Problem to solve
Locate the lines where "hours" occurs and copy them as they stand.

Dataset records
# # # # # # #
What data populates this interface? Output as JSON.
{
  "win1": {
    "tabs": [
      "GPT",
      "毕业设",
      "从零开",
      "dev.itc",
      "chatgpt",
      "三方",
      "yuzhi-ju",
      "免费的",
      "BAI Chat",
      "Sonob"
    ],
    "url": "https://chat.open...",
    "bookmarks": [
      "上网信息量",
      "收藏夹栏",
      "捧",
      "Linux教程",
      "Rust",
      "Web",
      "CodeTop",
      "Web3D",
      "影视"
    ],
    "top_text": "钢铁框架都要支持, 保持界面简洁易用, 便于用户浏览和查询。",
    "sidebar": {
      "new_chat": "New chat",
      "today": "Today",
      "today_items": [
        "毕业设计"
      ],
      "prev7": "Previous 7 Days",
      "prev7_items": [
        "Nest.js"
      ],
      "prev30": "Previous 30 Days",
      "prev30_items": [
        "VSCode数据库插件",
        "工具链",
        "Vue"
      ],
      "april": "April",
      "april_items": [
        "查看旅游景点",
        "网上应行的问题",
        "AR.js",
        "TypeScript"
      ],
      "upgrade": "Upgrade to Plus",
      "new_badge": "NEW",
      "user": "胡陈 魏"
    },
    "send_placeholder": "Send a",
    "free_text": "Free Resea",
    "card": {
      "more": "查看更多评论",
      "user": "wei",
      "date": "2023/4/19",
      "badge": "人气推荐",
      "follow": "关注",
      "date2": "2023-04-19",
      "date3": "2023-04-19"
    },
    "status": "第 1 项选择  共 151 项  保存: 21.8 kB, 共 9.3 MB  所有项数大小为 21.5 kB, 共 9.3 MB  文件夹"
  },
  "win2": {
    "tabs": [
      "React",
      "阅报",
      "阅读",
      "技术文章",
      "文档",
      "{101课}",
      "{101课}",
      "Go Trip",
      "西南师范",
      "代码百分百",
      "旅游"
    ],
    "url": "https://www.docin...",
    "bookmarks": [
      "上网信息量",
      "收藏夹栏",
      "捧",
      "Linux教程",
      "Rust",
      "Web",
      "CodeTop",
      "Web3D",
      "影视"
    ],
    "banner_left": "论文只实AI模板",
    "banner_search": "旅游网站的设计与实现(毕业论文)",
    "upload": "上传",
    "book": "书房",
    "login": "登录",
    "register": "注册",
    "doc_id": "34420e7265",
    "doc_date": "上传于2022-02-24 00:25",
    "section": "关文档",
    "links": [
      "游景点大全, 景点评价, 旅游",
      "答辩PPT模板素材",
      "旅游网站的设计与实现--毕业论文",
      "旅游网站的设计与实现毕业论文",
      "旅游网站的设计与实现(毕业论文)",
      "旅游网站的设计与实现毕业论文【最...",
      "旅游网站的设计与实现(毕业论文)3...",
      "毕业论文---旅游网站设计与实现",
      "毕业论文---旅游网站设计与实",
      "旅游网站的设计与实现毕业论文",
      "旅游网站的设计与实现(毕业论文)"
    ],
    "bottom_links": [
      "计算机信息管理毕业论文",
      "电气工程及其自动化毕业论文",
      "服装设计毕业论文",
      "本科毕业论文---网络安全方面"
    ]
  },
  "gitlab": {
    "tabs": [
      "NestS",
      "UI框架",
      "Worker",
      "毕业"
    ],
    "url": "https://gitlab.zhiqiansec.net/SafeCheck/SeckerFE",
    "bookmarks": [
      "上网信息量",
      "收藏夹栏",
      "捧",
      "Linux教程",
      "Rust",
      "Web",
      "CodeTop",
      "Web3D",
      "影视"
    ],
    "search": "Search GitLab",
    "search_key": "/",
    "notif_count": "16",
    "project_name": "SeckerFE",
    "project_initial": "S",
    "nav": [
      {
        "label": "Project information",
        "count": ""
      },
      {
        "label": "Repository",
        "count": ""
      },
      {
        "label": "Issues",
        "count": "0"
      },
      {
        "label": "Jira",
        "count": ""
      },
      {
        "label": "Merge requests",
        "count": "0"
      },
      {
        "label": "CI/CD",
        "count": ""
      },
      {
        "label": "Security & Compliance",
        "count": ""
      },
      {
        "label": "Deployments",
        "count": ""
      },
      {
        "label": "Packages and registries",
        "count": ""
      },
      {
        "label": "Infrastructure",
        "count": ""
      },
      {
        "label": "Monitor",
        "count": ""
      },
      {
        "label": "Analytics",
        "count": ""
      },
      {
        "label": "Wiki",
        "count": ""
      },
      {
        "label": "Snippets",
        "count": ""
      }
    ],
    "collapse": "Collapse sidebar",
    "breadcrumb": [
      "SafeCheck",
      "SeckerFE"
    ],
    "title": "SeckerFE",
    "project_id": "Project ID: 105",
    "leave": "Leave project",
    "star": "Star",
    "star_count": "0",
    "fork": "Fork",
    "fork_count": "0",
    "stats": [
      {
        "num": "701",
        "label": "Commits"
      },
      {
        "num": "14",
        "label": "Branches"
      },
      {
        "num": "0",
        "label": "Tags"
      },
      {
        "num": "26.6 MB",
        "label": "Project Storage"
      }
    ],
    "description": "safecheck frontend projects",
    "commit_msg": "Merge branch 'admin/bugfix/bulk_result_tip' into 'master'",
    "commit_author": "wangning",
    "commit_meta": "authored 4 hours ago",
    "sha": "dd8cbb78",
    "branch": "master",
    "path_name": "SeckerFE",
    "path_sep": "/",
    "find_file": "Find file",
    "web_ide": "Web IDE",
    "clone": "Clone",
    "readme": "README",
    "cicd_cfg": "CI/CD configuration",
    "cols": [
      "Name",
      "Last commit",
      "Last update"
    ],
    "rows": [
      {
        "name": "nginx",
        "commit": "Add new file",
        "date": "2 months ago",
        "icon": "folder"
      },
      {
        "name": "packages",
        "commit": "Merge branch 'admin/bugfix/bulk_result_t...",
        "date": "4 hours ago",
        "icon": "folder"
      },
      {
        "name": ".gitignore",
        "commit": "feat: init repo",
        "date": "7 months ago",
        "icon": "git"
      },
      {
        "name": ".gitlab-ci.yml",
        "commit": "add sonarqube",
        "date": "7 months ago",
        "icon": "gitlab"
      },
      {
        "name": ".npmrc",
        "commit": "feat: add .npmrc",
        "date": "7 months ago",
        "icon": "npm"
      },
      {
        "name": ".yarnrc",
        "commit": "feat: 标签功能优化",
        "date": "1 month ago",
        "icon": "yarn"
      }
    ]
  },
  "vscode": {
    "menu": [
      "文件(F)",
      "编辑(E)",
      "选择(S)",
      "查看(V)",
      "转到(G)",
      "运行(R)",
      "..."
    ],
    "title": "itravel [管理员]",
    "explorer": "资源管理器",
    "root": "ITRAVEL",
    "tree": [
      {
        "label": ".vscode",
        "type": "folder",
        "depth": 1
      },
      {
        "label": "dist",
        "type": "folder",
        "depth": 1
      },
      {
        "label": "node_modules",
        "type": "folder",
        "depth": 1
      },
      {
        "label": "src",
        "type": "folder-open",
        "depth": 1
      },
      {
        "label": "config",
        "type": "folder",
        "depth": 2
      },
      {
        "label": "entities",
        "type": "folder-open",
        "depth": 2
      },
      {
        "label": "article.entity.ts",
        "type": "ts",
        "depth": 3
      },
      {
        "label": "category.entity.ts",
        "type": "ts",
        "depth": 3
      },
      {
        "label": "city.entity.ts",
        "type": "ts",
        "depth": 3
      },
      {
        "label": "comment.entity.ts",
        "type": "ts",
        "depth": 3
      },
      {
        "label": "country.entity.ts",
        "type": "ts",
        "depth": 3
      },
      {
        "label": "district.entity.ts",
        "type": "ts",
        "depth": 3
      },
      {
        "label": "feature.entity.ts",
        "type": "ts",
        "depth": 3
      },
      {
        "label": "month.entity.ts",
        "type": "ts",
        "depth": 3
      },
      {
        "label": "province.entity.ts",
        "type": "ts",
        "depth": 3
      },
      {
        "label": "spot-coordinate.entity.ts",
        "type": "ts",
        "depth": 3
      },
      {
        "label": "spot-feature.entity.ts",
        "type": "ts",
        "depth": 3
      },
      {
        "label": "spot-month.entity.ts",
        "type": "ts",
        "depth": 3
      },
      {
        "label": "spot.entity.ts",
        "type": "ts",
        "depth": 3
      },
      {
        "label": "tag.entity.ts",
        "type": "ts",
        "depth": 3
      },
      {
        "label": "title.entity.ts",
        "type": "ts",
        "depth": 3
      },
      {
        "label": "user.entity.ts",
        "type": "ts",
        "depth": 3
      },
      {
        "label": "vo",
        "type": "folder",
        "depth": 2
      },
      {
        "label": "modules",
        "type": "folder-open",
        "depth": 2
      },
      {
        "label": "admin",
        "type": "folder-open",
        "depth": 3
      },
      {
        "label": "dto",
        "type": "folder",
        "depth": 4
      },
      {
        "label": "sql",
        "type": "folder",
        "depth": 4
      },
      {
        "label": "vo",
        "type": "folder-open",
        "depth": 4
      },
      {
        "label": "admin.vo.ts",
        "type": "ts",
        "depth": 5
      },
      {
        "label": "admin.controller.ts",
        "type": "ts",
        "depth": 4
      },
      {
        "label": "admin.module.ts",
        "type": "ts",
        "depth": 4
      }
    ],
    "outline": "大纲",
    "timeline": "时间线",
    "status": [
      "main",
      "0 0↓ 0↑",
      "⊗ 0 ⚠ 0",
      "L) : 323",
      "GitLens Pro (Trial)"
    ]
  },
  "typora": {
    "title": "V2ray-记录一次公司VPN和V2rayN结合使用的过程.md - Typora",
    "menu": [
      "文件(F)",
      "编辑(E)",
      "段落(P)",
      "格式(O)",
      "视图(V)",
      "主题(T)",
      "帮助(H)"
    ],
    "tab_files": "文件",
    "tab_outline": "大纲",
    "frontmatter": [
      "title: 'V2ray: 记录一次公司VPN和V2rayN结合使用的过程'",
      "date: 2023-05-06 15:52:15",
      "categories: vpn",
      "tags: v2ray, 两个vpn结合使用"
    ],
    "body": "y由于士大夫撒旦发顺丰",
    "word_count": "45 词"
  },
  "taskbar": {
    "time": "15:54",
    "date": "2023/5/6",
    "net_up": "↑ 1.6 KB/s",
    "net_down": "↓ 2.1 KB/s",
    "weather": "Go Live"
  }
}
# # # # # # #
Output for this exercise
    "commit_meta": "authored 4 hours ago",
        "date": "4 hours ago",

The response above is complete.